(Collected data entries)

┄┄┄┄┄┄┄┄┄┄┄┄┄┄┄┄┄┄┄┄

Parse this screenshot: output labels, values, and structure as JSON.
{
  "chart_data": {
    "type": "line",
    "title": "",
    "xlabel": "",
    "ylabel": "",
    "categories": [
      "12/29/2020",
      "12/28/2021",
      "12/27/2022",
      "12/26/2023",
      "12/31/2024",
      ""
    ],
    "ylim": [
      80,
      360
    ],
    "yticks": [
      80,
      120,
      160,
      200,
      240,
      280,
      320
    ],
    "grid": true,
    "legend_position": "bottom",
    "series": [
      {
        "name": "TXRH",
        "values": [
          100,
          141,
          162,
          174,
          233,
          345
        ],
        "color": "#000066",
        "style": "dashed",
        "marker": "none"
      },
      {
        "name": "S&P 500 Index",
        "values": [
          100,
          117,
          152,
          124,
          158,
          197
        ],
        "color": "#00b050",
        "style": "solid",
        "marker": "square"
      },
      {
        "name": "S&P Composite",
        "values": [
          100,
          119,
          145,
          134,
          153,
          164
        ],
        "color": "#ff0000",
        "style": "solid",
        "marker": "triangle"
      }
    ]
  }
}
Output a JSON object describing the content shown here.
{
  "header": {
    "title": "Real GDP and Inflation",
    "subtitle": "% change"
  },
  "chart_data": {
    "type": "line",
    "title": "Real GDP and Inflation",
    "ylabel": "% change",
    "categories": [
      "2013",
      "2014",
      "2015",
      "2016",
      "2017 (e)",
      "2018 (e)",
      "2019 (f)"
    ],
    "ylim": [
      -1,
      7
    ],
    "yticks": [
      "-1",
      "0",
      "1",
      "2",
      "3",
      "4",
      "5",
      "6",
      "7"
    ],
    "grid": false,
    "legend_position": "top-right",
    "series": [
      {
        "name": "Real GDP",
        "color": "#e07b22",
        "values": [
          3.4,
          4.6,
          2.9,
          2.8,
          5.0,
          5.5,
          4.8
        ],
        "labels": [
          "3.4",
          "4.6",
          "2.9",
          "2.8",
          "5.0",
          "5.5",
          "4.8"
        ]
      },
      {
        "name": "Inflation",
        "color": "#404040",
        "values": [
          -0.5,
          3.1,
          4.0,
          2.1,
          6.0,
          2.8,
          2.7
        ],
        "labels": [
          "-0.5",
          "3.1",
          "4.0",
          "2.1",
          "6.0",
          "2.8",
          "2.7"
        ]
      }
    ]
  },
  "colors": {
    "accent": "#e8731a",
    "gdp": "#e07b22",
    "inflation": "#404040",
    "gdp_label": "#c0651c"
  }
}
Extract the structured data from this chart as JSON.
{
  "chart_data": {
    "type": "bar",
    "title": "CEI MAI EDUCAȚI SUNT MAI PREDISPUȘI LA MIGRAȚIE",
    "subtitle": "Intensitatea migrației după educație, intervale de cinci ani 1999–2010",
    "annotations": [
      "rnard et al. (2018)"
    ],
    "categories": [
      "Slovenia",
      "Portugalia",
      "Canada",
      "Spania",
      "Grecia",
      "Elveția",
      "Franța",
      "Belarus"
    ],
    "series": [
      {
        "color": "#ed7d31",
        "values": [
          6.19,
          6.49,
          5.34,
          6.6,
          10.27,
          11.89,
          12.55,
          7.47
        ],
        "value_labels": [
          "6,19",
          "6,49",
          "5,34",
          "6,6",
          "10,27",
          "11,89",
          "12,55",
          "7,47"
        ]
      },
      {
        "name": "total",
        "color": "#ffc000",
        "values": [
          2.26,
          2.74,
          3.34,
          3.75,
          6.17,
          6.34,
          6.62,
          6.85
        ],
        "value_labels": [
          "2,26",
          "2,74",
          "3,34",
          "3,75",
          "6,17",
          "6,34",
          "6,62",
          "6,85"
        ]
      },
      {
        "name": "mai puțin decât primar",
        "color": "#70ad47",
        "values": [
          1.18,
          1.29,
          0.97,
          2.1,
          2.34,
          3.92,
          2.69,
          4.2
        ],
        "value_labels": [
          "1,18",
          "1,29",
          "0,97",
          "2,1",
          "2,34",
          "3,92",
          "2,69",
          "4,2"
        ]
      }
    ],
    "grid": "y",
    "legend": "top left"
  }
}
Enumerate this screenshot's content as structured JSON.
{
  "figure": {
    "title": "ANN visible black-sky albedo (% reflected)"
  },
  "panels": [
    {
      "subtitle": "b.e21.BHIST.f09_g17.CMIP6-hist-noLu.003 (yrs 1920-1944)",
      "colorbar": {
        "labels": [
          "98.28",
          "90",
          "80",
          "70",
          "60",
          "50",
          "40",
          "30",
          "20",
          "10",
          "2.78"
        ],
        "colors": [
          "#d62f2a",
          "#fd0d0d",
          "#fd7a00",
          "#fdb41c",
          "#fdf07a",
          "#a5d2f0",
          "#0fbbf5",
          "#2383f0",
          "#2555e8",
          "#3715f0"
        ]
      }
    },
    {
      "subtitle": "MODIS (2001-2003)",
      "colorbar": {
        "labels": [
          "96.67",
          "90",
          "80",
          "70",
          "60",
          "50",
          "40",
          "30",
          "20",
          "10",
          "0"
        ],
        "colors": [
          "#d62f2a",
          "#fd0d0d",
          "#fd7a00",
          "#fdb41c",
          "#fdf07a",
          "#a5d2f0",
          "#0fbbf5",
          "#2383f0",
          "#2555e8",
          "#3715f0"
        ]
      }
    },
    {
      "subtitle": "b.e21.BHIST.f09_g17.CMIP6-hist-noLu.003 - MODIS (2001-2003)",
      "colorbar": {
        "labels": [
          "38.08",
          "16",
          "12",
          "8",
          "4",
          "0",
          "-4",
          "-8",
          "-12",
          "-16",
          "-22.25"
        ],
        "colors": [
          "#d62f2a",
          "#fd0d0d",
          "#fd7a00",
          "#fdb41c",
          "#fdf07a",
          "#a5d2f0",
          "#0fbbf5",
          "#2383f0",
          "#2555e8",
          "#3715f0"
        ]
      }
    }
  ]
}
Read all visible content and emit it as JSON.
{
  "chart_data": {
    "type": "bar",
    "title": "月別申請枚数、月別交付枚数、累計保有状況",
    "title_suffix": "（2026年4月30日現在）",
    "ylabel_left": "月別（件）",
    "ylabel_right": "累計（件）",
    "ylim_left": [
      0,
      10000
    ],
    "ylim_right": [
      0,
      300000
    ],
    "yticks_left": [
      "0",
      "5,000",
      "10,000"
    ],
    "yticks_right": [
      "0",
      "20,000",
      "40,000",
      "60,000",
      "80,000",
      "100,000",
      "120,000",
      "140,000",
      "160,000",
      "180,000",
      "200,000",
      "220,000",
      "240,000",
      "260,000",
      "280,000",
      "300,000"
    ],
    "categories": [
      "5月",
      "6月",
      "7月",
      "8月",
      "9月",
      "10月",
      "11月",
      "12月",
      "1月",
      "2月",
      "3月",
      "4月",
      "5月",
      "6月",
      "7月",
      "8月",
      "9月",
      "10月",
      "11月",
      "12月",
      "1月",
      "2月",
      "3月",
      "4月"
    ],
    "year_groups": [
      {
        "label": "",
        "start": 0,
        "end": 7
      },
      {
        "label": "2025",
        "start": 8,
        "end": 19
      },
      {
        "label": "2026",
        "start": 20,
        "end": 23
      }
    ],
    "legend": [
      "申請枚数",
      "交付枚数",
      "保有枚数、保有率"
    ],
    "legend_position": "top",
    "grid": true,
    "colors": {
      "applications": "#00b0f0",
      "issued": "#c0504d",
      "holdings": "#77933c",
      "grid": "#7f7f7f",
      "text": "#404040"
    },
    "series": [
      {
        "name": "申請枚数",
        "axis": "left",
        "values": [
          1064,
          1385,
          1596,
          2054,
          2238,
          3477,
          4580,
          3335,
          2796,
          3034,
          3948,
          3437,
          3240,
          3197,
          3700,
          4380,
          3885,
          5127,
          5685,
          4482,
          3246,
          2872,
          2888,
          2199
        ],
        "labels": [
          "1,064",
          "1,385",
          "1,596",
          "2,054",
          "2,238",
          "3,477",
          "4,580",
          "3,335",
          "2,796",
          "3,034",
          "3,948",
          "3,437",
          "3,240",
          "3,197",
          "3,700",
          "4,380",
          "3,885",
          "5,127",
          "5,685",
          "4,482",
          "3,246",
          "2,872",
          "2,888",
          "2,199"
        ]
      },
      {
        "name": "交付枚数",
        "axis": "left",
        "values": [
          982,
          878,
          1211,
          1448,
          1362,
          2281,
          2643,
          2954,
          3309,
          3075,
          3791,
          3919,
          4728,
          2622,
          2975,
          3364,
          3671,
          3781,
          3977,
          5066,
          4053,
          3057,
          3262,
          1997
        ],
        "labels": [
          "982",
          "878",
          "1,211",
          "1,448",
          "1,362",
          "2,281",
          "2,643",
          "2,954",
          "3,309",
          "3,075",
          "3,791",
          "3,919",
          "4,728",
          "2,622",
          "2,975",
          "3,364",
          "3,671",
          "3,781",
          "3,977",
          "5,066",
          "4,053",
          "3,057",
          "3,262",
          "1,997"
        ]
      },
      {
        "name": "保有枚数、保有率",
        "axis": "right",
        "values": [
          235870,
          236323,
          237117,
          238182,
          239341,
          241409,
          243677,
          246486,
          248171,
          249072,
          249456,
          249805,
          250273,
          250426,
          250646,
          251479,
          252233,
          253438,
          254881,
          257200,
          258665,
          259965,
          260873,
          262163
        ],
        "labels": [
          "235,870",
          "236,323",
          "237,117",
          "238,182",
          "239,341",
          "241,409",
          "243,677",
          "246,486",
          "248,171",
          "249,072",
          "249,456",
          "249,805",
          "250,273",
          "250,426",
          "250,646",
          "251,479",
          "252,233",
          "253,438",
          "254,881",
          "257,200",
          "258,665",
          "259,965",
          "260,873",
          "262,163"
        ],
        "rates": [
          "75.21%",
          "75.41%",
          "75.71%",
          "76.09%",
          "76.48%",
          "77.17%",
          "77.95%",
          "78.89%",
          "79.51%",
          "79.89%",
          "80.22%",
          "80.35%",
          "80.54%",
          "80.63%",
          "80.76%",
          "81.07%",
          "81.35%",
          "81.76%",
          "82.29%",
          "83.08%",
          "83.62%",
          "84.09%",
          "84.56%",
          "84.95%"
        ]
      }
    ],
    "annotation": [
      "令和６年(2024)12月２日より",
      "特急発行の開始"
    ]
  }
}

┄┄┄┄┄┄┄┄┄┄┄┄┄┄┄┄┄┄┄┄

▶ _Exercise aim_
In the material above, show every line where the word "visible" turns up.

▶ _Reply to the task_
    "title": "ANN visible black-sky albedo (% reflected)"
Read all visible content and emit it as JSON.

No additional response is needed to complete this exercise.